* [Stated problem]
How many lines in the records below hold the string "content"? Answer with the number alone.

:: Material provided

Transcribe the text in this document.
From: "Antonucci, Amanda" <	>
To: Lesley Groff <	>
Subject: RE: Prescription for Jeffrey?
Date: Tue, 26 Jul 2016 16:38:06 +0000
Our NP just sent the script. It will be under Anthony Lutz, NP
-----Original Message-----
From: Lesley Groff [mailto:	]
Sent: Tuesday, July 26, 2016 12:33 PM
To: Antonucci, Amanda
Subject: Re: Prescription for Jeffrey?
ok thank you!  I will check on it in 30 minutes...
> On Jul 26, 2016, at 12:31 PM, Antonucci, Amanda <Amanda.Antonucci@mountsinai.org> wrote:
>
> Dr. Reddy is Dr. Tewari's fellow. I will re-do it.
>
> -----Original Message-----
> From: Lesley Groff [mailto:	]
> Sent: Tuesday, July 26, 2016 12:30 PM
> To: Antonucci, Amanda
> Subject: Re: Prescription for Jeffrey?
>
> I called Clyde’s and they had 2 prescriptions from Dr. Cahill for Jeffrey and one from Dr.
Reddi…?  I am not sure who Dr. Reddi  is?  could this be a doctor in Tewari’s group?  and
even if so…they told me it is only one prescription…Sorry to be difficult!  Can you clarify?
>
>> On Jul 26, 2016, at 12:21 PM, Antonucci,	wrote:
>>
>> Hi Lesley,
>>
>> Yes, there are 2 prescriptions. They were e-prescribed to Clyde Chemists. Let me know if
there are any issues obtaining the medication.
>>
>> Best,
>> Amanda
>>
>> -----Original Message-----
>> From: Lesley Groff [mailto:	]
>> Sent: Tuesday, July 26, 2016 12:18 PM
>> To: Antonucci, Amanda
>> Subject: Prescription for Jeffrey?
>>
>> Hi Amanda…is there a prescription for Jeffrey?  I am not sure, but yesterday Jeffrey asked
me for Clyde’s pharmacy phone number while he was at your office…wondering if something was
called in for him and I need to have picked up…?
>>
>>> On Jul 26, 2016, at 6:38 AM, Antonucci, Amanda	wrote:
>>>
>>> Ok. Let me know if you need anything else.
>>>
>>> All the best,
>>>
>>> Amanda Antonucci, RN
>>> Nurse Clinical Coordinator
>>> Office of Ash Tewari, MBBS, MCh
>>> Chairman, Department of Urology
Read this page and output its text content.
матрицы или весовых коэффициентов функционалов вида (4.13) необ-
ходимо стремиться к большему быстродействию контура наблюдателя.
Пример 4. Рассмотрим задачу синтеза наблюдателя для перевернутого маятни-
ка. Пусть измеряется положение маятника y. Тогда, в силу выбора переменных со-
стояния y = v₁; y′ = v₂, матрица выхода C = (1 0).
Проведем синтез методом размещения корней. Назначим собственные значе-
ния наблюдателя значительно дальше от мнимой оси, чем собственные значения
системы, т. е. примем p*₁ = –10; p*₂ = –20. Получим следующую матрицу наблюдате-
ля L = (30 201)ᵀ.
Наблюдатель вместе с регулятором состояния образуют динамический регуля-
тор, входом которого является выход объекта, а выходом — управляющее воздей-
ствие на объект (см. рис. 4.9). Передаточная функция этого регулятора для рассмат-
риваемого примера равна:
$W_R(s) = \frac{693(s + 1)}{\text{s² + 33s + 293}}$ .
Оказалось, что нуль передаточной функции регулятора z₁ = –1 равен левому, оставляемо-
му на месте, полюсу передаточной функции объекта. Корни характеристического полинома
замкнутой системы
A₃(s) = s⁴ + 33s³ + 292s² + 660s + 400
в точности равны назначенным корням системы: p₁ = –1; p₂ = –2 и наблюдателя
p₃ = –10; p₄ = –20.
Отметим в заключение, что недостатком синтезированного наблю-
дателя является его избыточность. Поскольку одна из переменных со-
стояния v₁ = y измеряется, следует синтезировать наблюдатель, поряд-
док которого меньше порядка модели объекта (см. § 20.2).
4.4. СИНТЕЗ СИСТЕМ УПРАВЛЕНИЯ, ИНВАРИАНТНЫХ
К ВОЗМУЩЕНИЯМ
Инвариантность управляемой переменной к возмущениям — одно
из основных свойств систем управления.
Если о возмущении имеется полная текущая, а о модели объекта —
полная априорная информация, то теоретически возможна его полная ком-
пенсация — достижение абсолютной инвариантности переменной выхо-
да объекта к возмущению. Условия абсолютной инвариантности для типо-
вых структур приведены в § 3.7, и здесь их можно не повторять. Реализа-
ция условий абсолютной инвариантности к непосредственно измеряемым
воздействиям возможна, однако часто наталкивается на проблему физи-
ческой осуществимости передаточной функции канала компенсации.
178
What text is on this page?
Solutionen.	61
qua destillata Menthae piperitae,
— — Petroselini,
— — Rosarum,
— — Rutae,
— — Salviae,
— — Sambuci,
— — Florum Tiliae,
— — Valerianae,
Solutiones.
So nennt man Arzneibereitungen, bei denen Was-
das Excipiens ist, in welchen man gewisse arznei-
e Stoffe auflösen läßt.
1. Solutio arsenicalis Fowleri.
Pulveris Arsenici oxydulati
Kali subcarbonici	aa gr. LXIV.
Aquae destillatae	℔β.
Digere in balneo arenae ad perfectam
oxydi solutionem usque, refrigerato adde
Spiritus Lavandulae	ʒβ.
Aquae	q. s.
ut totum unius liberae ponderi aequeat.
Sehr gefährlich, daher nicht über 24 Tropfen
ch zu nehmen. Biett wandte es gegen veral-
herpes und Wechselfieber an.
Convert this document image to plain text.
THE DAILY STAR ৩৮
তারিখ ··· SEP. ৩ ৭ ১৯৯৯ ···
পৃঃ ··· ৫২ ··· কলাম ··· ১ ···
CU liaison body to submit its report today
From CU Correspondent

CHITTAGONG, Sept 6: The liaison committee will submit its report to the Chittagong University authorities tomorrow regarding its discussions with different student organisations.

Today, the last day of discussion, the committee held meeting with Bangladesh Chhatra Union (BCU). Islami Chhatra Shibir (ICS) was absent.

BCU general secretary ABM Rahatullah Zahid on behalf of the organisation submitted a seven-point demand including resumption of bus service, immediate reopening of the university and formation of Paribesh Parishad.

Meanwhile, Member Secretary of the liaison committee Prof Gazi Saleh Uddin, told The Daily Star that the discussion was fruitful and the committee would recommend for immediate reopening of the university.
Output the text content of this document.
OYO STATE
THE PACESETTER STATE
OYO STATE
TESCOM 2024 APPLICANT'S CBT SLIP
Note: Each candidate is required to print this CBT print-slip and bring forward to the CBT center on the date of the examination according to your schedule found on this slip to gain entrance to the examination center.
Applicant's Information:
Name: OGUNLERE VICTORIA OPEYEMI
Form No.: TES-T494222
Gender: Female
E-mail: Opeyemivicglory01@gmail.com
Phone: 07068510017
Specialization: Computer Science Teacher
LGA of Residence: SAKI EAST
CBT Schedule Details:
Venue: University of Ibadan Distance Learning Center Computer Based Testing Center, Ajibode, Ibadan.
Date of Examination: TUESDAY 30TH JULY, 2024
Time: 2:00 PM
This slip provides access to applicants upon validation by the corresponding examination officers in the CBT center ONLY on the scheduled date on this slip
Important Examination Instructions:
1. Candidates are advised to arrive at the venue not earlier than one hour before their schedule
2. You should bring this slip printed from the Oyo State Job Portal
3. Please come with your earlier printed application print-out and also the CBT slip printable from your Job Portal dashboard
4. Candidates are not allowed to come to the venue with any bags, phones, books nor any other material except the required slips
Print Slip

::::

* [Full solution]
2